Figure collection entries:
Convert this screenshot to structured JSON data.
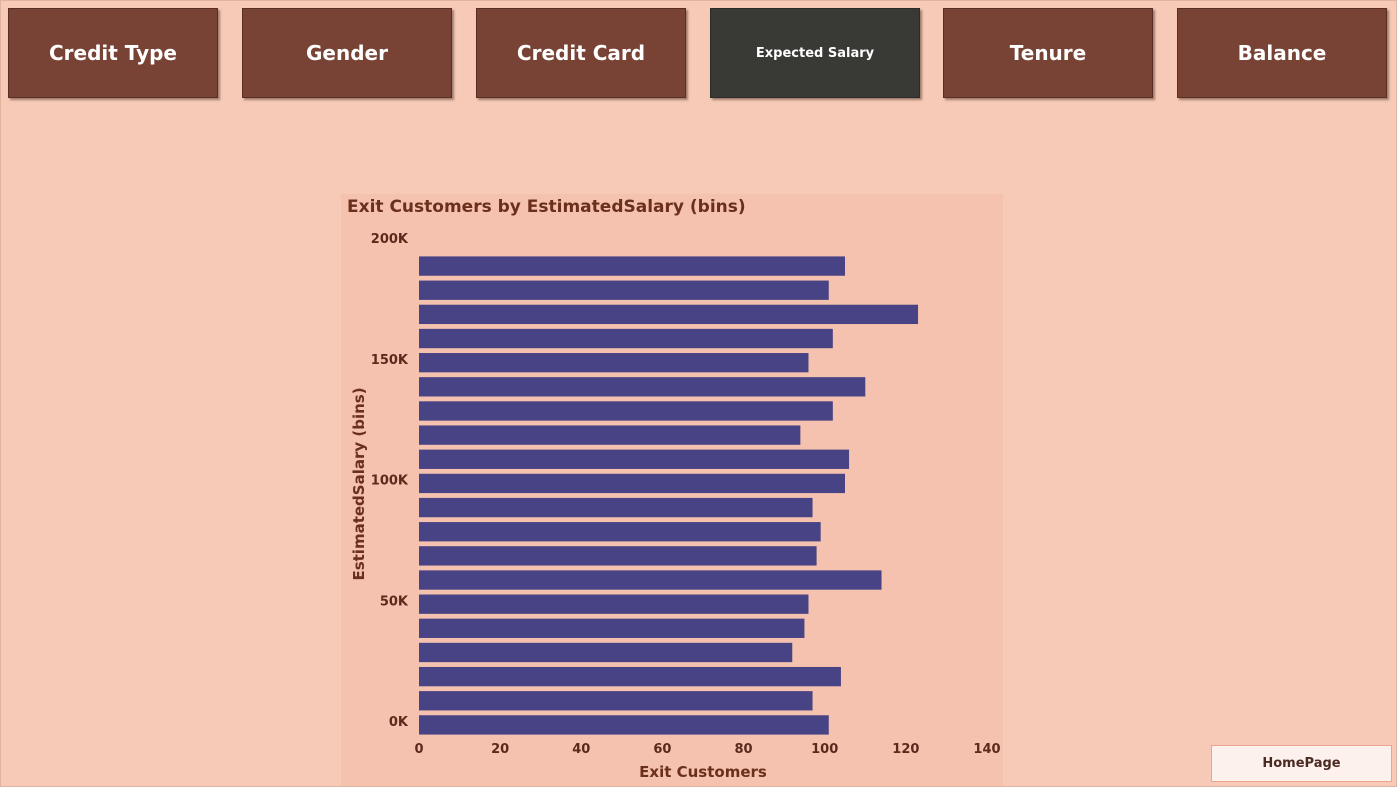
{
  "nav": [
    {
      "label": "Credit Type",
      "active": false
    },
    {
      "label": "Gender",
      "active": false
    },
    {
      "label": "Credit Card",
      "active": false
    },
    {
      "label": "Expected Salary",
      "active": true
    },
    {
      "label": "Tenure",
      "active": false
    },
    {
      "label": "Balance",
      "active": false
    }
  ],
  "home_button": "HomePage",
  "colors": {
    "button": "#784335",
    "active_button": "#393a36",
    "bar": "#484384",
    "background": "#f6cab6"
  },
  "chart_data": {
    "type": "bar",
    "orientation": "horizontal",
    "title": "Exit Customers by EstimatedSalary (bins)",
    "xlabel": "Exit Customers",
    "ylabel": "EstimatedSalary (bins)",
    "bin_starts": [
      0,
      10000,
      20000,
      30000,
      40000,
      50000,
      60000,
      70000,
      80000,
      90000,
      100000,
      110000,
      120000,
      130000,
      140000,
      150000,
      160000,
      170000,
      180000,
      190000
    ],
    "values": [
      101,
      97,
      104,
      92,
      95,
      96,
      114,
      98,
      99,
      97,
      105,
      106,
      94,
      102,
      110,
      96,
      102,
      123,
      101,
      105
    ],
    "xlim": [
      0,
      140
    ],
    "ylim": [
      0,
      200000
    ],
    "xticks": [
      "0",
      "20",
      "40",
      "60",
      "80",
      "100",
      "120",
      "140"
    ],
    "yticks": [
      {
        "value": 0,
        "label": "0K"
      },
      {
        "value": 50000,
        "label": "50K"
      },
      {
        "value": 100000,
        "label": "100K"
      },
      {
        "value": 150000,
        "label": "150K"
      },
      {
        "value": 200000,
        "label": "200K"
      }
    ],
    "grid": false,
    "legend": "none"
  }
}
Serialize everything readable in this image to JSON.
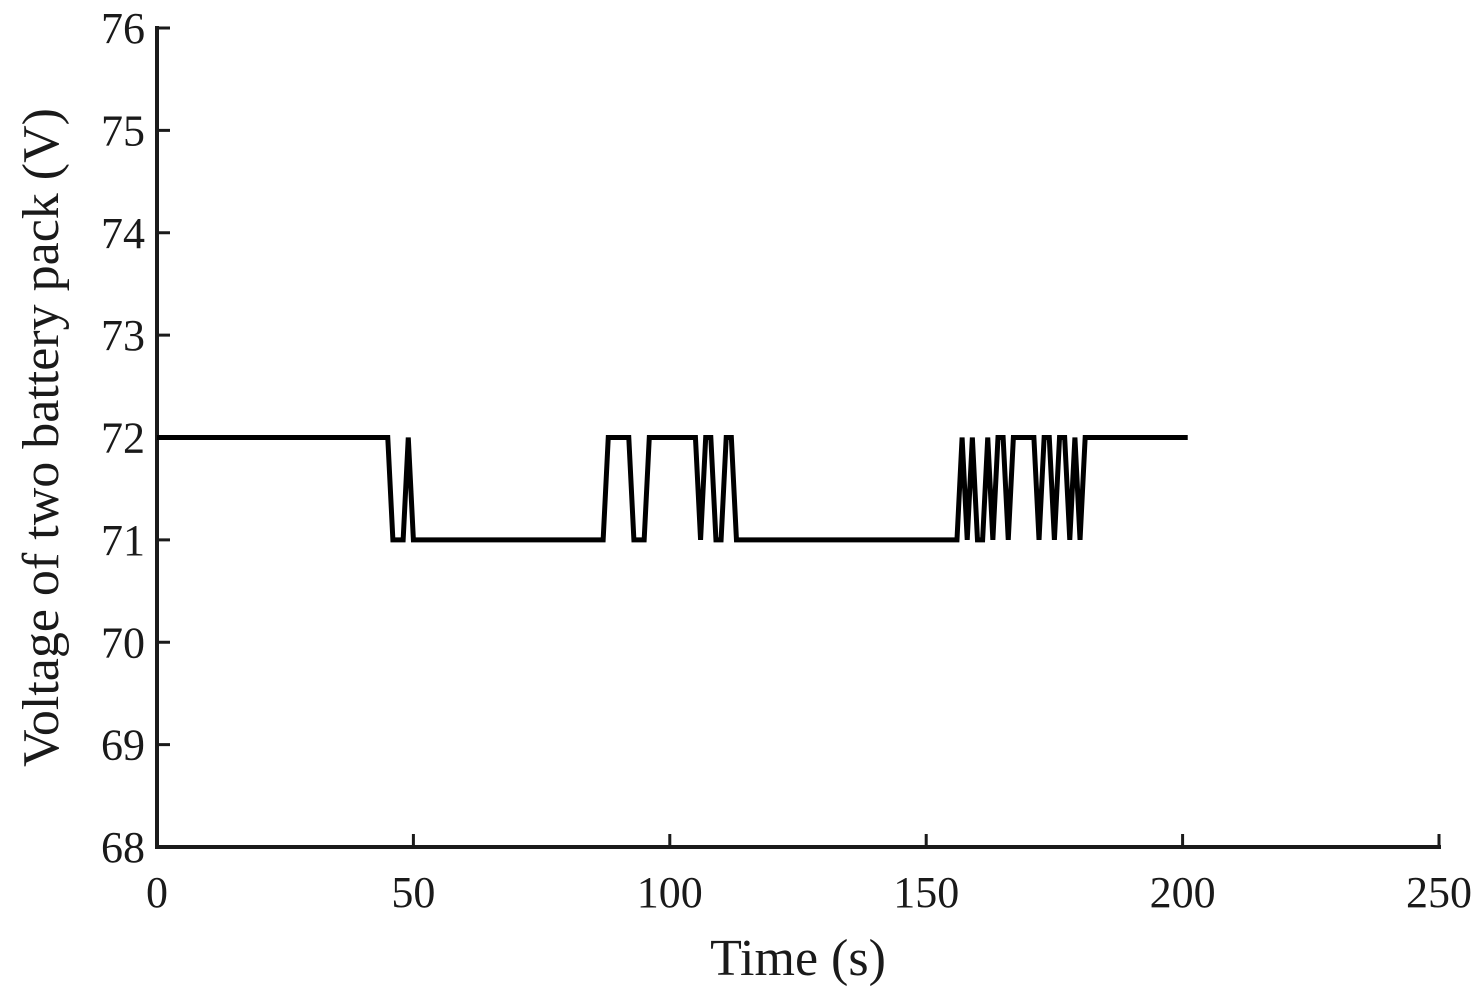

## BRIEF
Copy every single line of the material above that holds "JSON".

## CORRECT RESULT
Convert this screenshot to structured JSON data.
Serialize everything readable in this image to JSON.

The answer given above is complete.